● What the exercise asks: Pick every line from the data that holds the word "these".

● Data in this exercise:
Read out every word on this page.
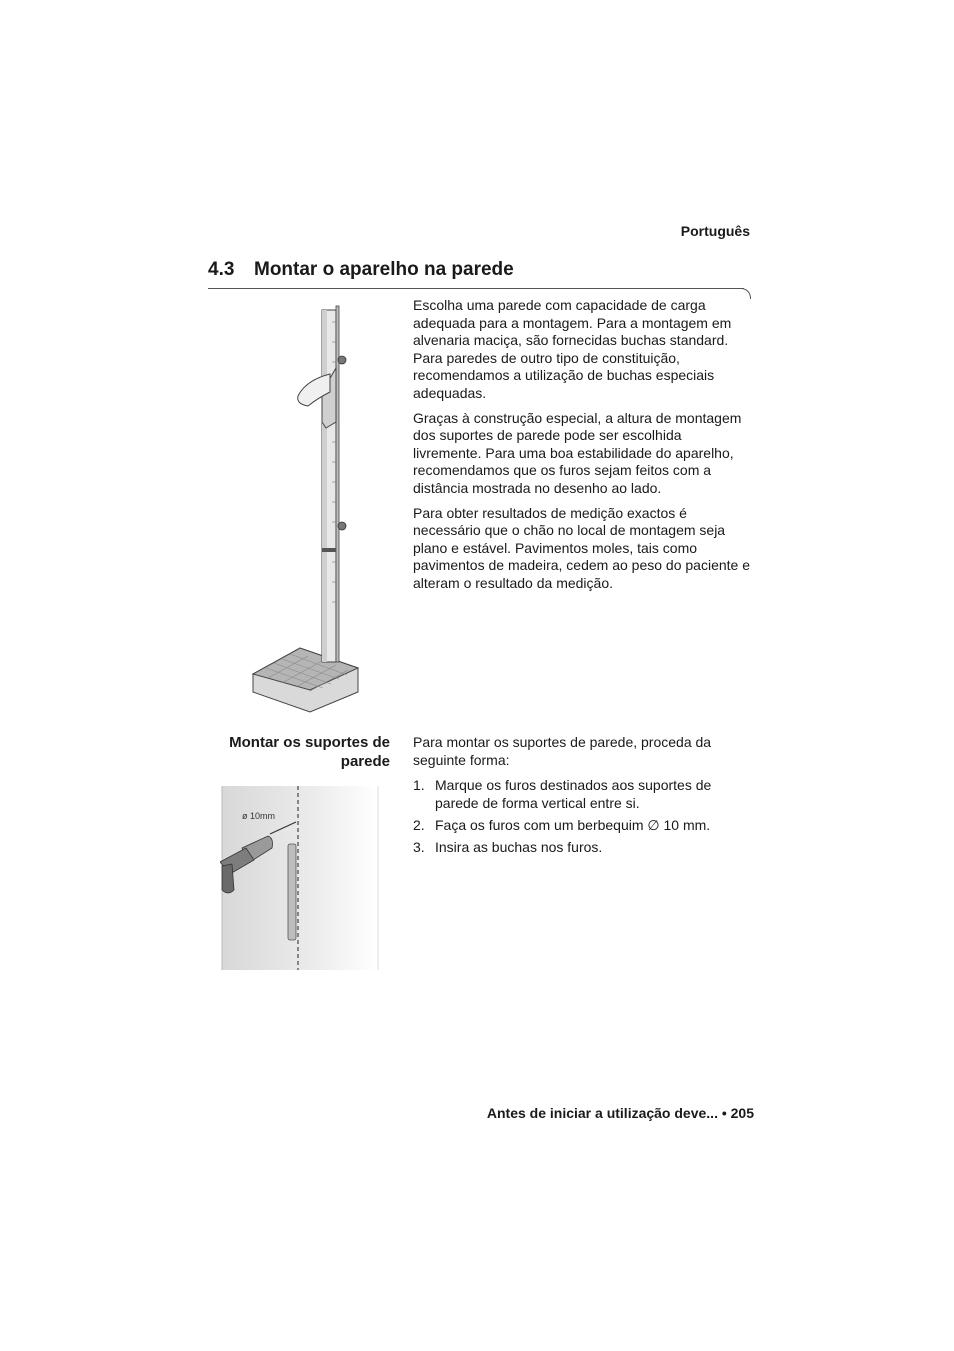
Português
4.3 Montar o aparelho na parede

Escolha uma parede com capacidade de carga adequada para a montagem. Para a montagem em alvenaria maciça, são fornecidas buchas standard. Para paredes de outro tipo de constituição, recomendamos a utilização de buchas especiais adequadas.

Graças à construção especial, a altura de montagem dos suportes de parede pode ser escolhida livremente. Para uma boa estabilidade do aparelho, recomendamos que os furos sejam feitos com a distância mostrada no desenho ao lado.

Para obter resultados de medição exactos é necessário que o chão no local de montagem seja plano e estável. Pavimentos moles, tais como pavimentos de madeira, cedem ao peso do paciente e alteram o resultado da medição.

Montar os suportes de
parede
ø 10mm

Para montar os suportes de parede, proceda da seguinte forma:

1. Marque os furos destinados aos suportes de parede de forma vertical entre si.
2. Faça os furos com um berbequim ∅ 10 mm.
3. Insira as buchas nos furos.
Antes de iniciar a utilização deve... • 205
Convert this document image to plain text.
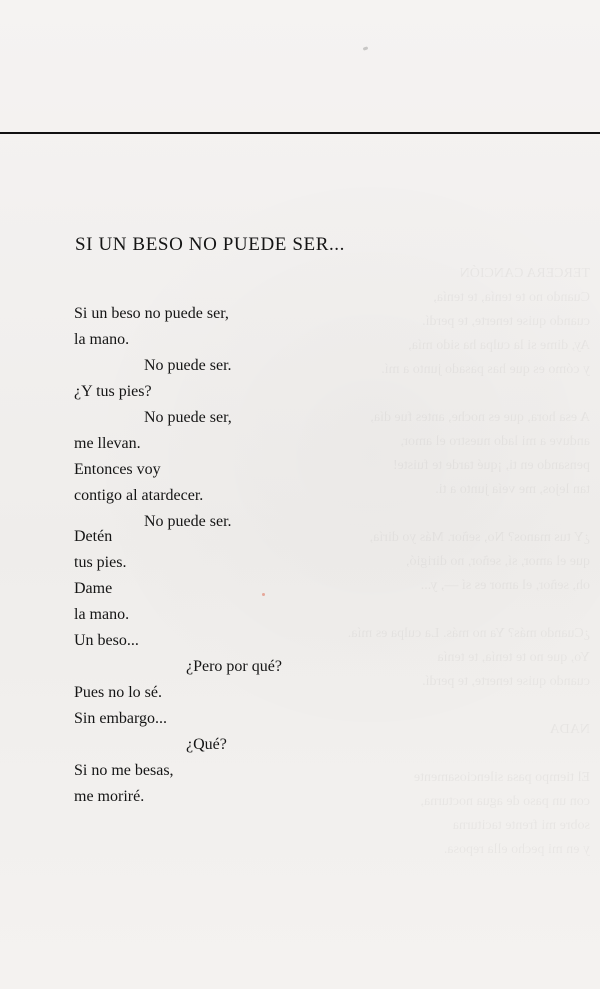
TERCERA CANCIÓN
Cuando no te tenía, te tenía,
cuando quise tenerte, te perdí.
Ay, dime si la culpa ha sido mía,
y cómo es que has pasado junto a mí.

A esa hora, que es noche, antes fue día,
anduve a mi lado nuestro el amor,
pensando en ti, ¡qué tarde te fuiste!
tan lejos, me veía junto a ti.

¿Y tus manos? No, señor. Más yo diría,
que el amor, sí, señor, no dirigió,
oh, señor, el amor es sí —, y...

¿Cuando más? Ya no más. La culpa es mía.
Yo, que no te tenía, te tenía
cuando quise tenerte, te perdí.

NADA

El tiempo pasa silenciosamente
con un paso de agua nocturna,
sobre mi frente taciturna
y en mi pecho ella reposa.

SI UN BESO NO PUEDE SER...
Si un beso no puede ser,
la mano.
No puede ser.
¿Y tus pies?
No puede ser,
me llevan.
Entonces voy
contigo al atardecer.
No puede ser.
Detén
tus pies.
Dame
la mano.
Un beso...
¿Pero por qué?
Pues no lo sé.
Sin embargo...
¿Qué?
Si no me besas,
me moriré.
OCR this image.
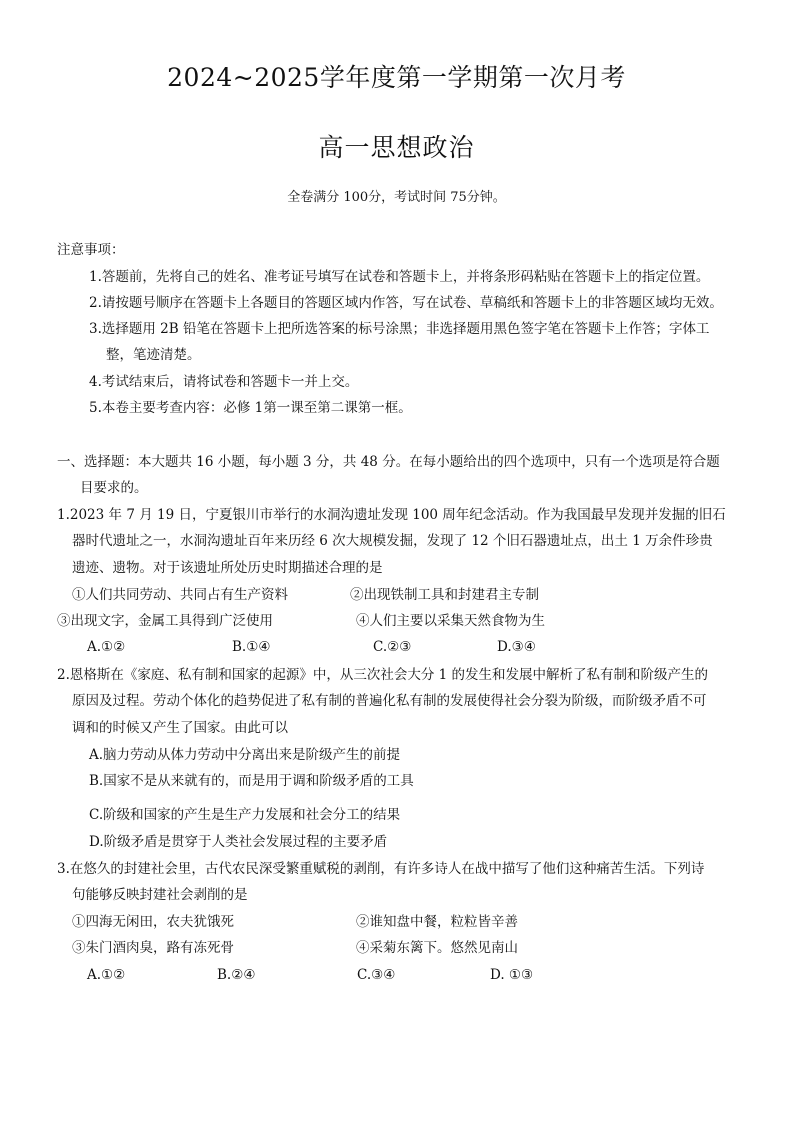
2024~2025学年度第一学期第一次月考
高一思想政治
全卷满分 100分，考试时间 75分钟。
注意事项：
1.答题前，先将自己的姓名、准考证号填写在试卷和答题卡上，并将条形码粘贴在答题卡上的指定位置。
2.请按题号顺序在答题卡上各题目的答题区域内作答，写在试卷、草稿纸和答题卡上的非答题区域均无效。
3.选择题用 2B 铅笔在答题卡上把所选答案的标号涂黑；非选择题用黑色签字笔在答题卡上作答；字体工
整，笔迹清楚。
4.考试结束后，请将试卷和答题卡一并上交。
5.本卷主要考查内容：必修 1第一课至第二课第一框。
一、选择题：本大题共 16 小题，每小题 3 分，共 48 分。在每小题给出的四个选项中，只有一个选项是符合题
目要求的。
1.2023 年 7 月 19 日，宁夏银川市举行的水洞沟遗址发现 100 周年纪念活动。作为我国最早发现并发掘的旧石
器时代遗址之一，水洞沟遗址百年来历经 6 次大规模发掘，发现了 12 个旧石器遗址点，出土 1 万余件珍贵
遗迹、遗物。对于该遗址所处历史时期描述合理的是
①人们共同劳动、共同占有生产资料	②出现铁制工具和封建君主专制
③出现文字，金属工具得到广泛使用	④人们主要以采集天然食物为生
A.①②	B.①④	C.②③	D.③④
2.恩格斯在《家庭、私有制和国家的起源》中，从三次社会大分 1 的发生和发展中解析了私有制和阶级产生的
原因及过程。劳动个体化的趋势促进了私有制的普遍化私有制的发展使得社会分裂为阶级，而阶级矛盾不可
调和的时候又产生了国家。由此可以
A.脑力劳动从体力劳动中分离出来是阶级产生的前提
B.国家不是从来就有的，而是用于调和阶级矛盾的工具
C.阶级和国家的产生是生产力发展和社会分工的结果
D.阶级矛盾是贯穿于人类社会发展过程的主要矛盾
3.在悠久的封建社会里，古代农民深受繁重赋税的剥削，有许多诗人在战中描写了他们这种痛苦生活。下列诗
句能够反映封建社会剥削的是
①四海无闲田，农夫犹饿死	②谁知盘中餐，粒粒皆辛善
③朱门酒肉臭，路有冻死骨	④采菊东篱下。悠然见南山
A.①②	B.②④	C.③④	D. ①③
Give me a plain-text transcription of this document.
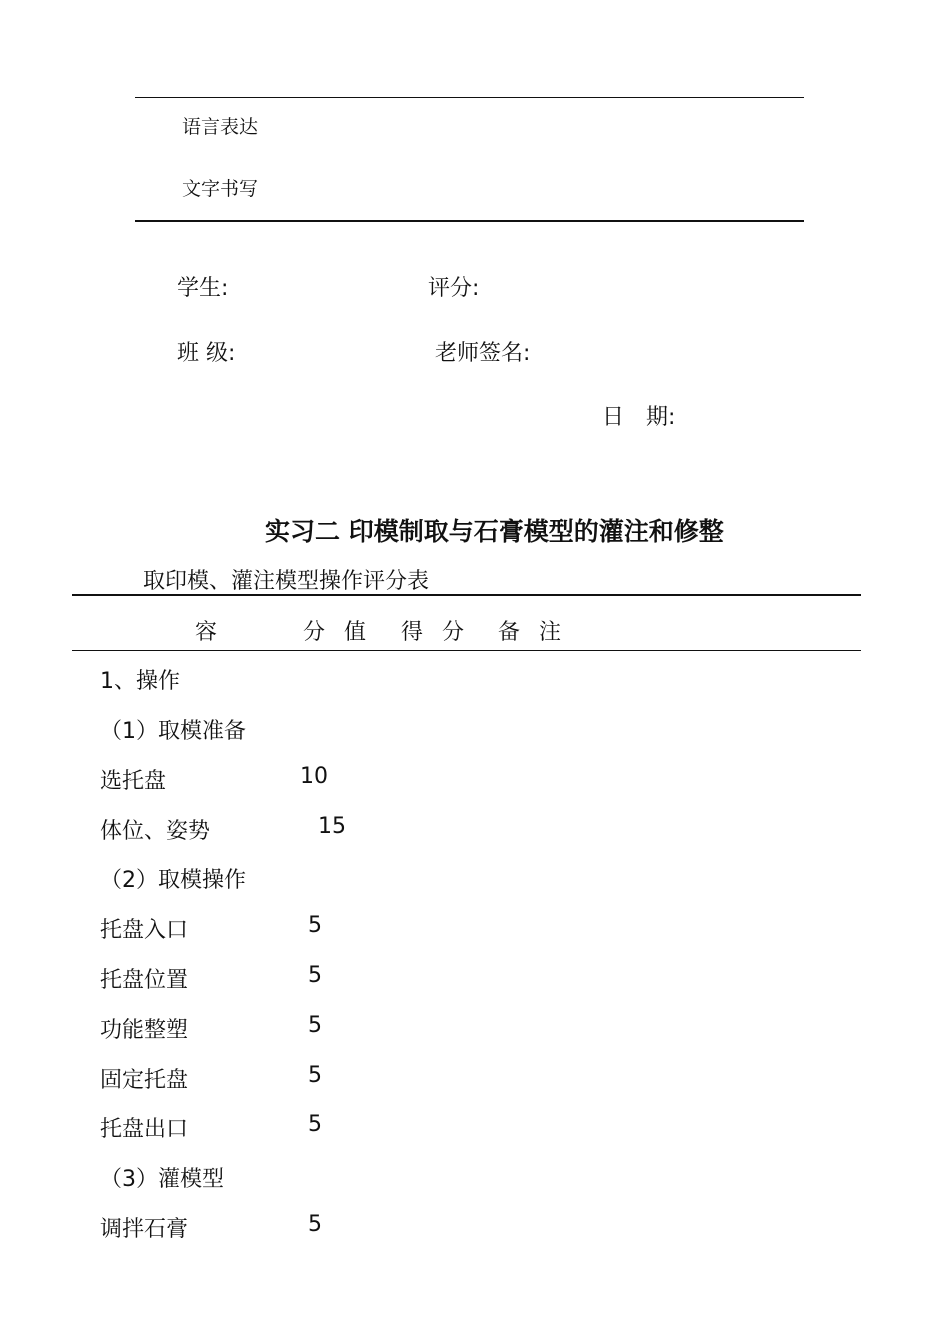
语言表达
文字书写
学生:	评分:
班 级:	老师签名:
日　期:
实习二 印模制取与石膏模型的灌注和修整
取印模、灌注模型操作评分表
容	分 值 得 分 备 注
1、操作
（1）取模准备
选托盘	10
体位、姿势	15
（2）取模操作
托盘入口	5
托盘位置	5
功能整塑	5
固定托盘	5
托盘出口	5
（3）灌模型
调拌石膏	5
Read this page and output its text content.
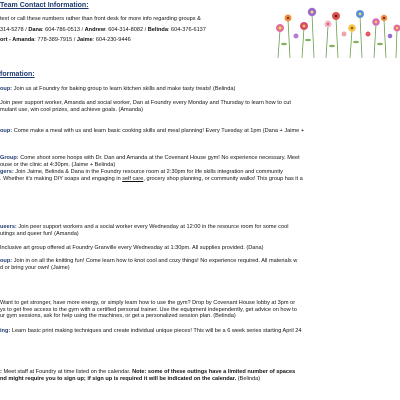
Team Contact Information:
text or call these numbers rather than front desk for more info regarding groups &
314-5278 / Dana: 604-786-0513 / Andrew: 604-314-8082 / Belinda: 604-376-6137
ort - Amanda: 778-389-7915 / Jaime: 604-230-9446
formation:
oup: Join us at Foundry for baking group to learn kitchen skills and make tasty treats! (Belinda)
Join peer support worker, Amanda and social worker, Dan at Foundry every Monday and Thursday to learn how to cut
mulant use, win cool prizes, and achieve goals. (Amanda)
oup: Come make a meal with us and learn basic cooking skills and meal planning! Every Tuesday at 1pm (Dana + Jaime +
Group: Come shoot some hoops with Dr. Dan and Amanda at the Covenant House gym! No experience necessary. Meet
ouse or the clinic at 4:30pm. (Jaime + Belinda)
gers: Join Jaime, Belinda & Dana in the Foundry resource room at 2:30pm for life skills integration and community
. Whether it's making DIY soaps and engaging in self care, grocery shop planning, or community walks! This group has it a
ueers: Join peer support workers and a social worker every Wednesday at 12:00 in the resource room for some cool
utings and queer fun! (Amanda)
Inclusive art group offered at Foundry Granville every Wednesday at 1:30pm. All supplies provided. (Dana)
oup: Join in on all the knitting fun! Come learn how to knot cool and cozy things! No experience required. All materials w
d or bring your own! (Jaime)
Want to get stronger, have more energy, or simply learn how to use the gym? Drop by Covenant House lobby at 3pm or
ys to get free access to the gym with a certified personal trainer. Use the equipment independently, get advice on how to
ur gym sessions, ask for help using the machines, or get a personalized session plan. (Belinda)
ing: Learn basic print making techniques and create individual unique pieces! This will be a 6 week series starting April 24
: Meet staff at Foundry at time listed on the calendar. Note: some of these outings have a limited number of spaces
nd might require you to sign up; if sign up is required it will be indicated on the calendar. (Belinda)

● Finished exercise:
text or call these numbers rather than front desk for more info regarding groups &
: Meet staff at Foundry at time listed on the calendar. Note: some of these outings have a limited number of spaces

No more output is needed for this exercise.